Items from a dataset
▶

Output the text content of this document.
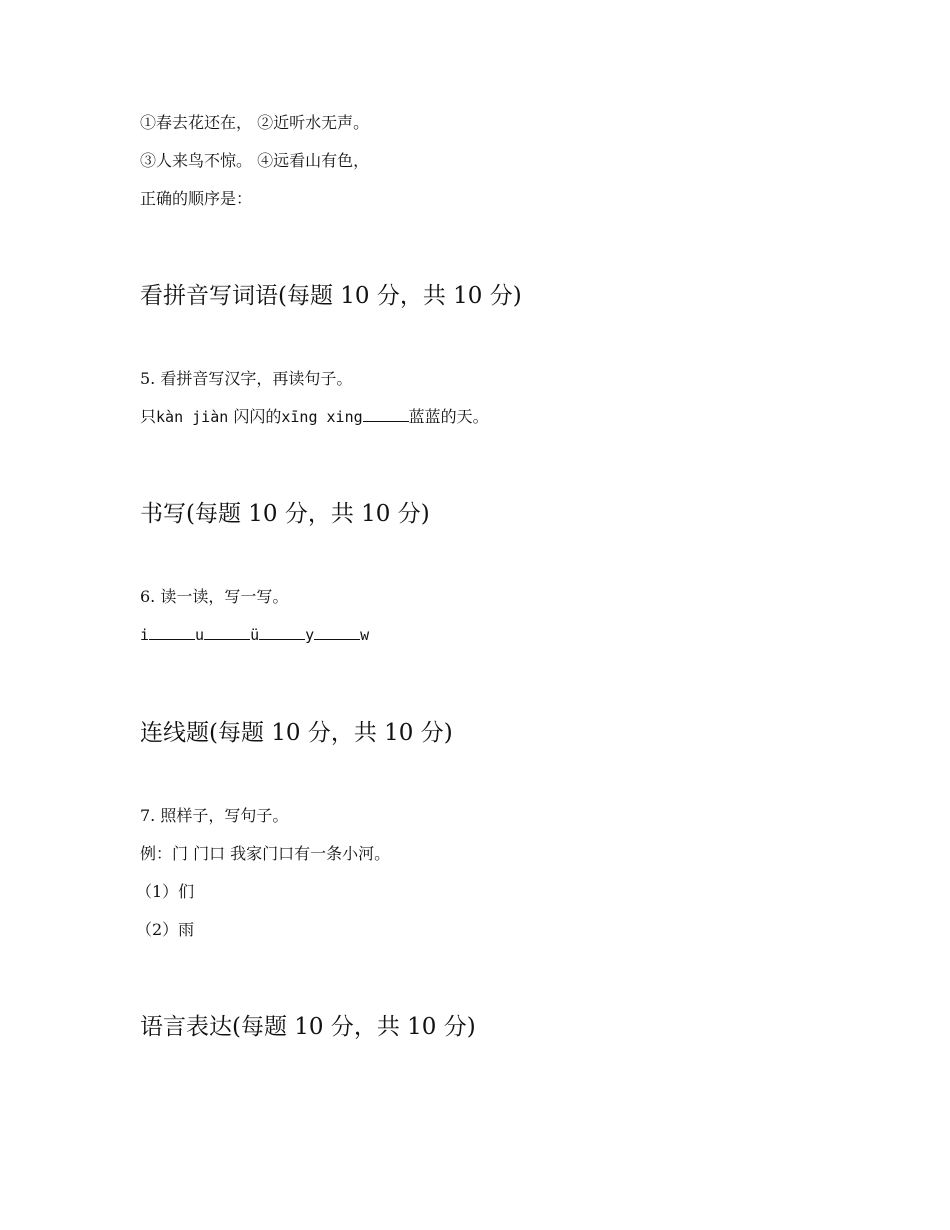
①春去花还在， ②近听水无声。

③人来鸟不惊。 ④远看山有色，

正确的顺序是：

看拼音写词语(每题 10 分，共 10 分)

5. 看拼音写汉字，再读句子。

只kàn jiàn 闪闪的xīng xing	蓝蓝的天。

书写(每题 10 分，共 10 分)

6. 读一读，写一写。

i	u	ü	y	w

连线题(每题 10 分，共 10 分)

7. 照样子，写句子。

例：门 门口 我家门口有一条小河。

（1）们

（2）雨

语言表达(每题 10 分，共 10 分)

◀

◆ **What is required**
Omit any images, then output the listing exactly.

◆ **Correct output**
Output the text content of this document.
①春去花还在， ②近听水无声。

③人来鸟不惊。 ④远看山有色，

正确的顺序是：

看拼音写词语(每题 10 分，共 10 分)

5. 看拼音写汉字，再读句子。

只kàn jiàn 闪闪的xīng xing	蓝蓝的天。

书写(每题 10 分，共 10 分)

6. 读一读，写一写。

i	u	ü	y	w

连线题(每题 10 分，共 10 分)

7. 照样子，写句子。

例：门 门口 我家门口有一条小河。

（1）们

（2）雨

语言表达(每题 10 分，共 10 分)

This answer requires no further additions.